-- Start of RECORDS FOR THE TASK --

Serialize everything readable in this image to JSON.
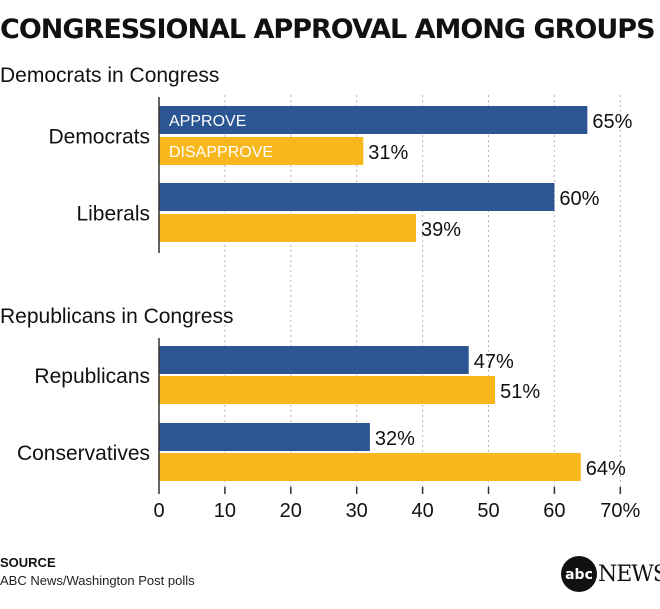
{
  "title": "CONGRESSIONAL APPROVAL AMONG GROUPS",
  "source": {
    "label": "SOURCE",
    "text": "ABC News/Washington Post polls"
  },
  "logo": {
    "mark": "abc",
    "text": "NEWS"
  },
  "colors": {
    "approve": "#2c5693",
    "disapprove": "#f7b71d",
    "axis": "#333333",
    "grid": "#b5b5b5"
  },
  "chart_data": {
    "type": "bar",
    "orientation": "horizontal",
    "xlim": [
      0,
      70
    ],
    "xticks": [
      "0",
      "10",
      "20",
      "30",
      "40",
      "50",
      "60",
      "70%"
    ],
    "grid": true,
    "legend": "inside-first-bars",
    "series": [
      {
        "name": "APPROVE",
        "color": "#2c5693"
      },
      {
        "name": "DISAPPROVE",
        "color": "#f7b71d"
      }
    ],
    "panels": [
      {
        "title": "Democrats in Congress",
        "groups": [
          {
            "label": "Democrats",
            "values": [
              65,
              31
            ],
            "value_labels": [
              "65%",
              "31%"
            ]
          },
          {
            "label": "Liberals",
            "values": [
              60,
              39
            ],
            "value_labels": [
              "60%",
              "39%"
            ]
          }
        ]
      },
      {
        "title": "Republicans in Congress",
        "groups": [
          {
            "label": "Republicans",
            "values": [
              47,
              51
            ],
            "value_labels": [
              "47%",
              "51%"
            ]
          },
          {
            "label": "Conservatives",
            "values": [
              32,
              64
            ],
            "value_labels": [
              "32%",
              "64%"
            ]
          }
        ]
      }
    ]
  }
}
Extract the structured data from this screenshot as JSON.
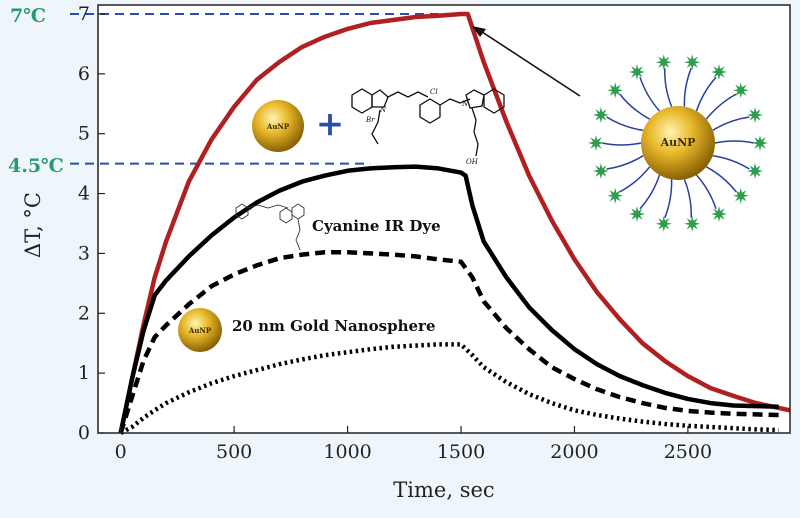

-- End of RECORDS FOR THE TASK --

### REQUIREMENT:
Using the entries above, tally how many lines have the word "JSON" in them; write the number and nothing more.

### WRITTEN ANSWER:
2